Excerpted records =
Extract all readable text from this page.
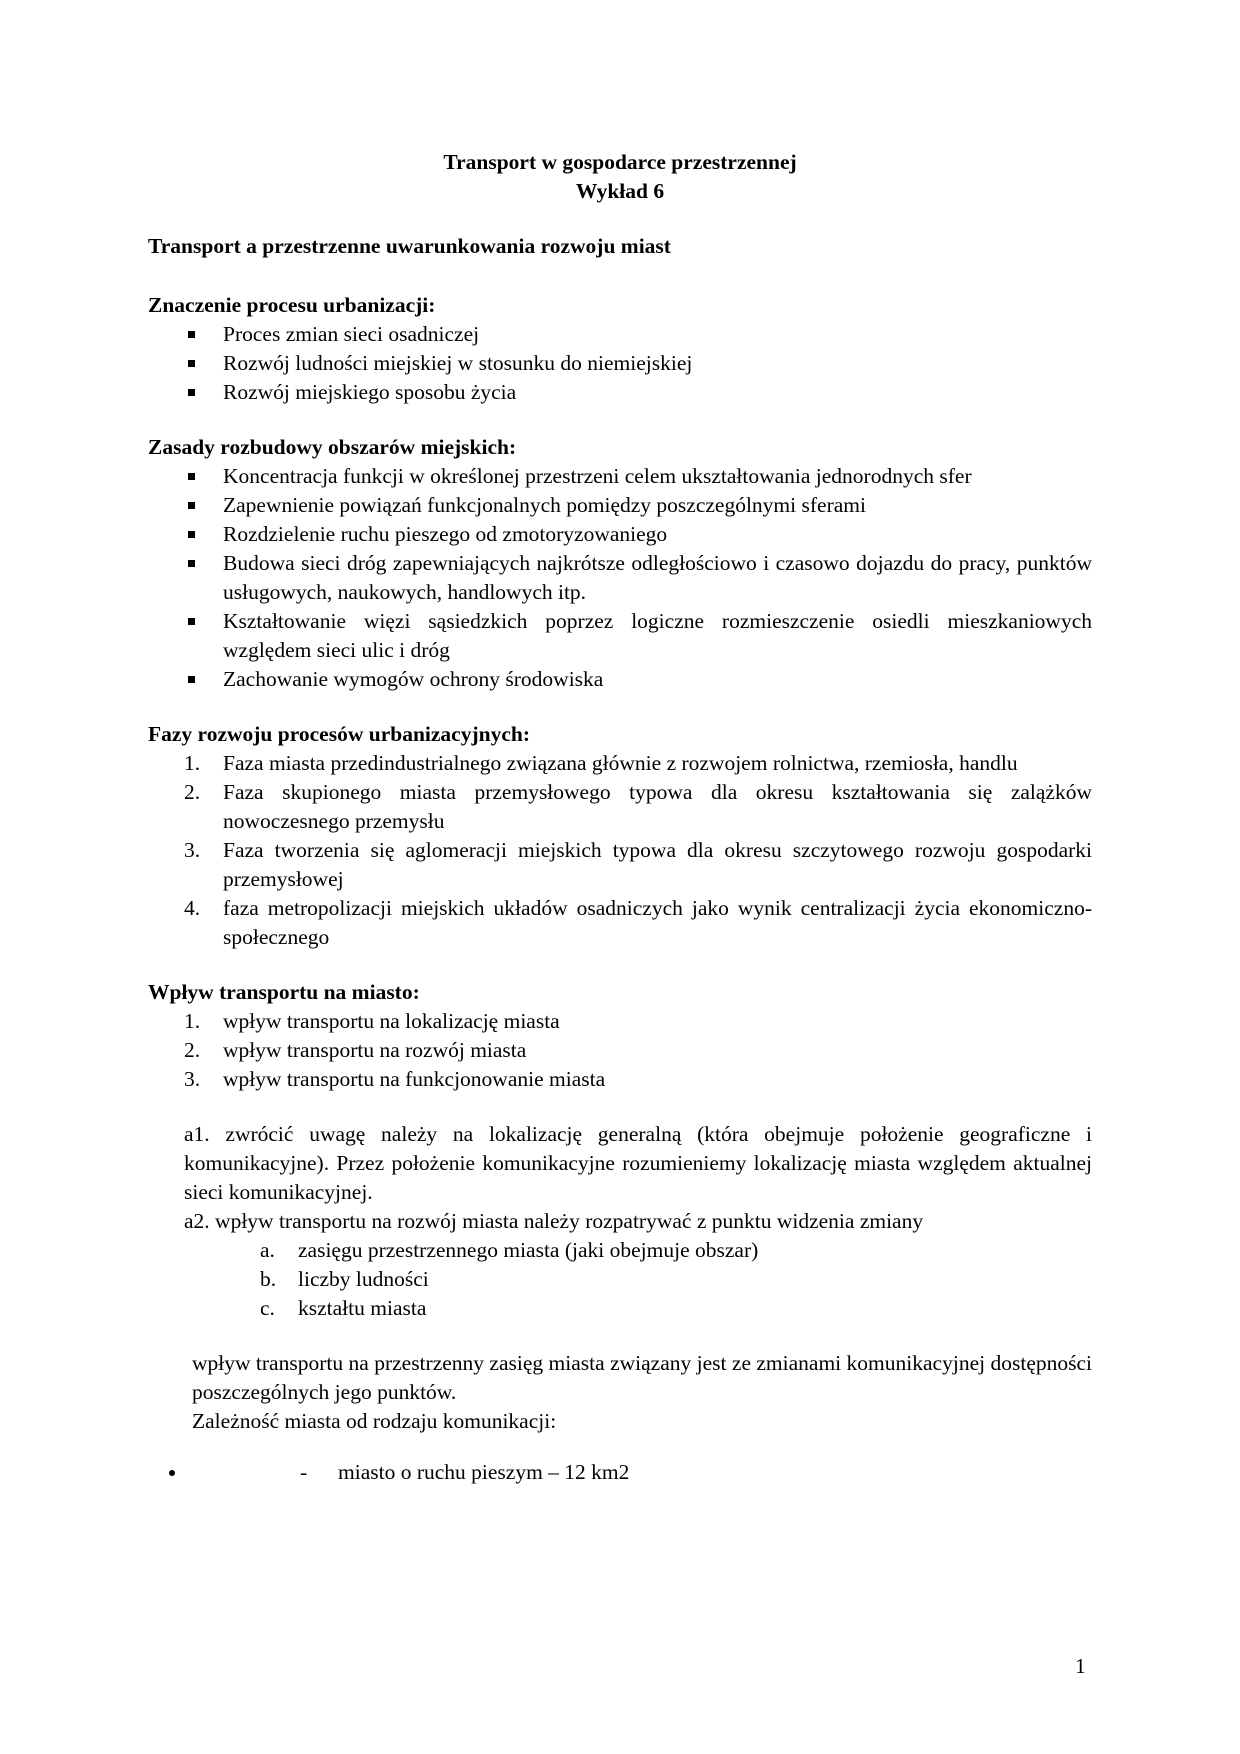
Transport w gospodarce przestrzennej

Wykład 6

Transport a przestrzenne uwarunkowania rozwoju miast

Znaczenie procesu urbanizacji:

Proces zmian sieci osadniczej
Rozwój ludności miejskiej w stosunku do niemiejskiej
Rozwój miejskiego sposobu życia

Zasady rozbudowy obszarów miejskich:

Koncentracja funkcji w określonej przestrzeni celem ukształtowania jednorodnych sfer
Zapewnienie powiązań funkcjonalnych pomiędzy poszczególnymi sferami
Rozdzielenie ruchu pieszego od zmotoryzowaniego
Budowa sieci dróg zapewniających najkrótsze odległościowo i czasowo dojazdu do pracy, punktów usługowych, naukowych, handlowych itp.
Kształtowanie więzi sąsiedzkich poprzez logiczne rozmieszczenie osiedli mieszkaniowych względem sieci ulic i dróg
Zachowanie wymogów ochrony środowiska

Fazy rozwoju procesów urbanizacyjnych:

1. Faza miasta przedindustrialnego związana głównie z rozwojem rolnictwa, rzemiosła, handlu
2. Faza skupionego miasta przemysłowego typowa dla okresu kształtowania się zalążków nowoczesnego przemysłu
3. Faza tworzenia się aglomeracji miejskich typowa dla okresu szczytowego rozwoju gospodarki przemysłowej
4. faza metropolizacji miejskich układów osadniczych jako wynik centralizacji życia ekonomiczno-społecznego

Wpływ transportu na miasto:

1. wpływ transportu na lokalizację miasta
2. wpływ transportu na rozwój miasta
3. wpływ transportu na funkcjonowanie miasta

a1. zwrócić uwagę należy na lokalizację generalną (która obejmuje położenie geograficzne i komunikacyjne). Przez położenie komunikacyjne rozumieniemy lokalizację miasta względem aktualnej sieci komunikacyjnej.

a2. wpływ transportu na rozwój miasta należy rozpatrywać z punktu widzenia zmiany

a. zasięgu przestrzennego miasta (jaki obejmuje obszar)
b. liczby ludności
c. kształtu miasta

wpływ transportu na przestrzenny zasięg miasta związany jest ze zmianami komunikacyjnej dostępności poszczególnych jego punktów.

Zależność miasta od rodzaju komunikacji:

• - miasto o ruchu pieszym – 12 km2
1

What is needed = Pick each line holding the word "miasto" out of the listing.

Result below =
Wpływ transportu na miasto:
• - miasto o ruchu pieszym – 12 km2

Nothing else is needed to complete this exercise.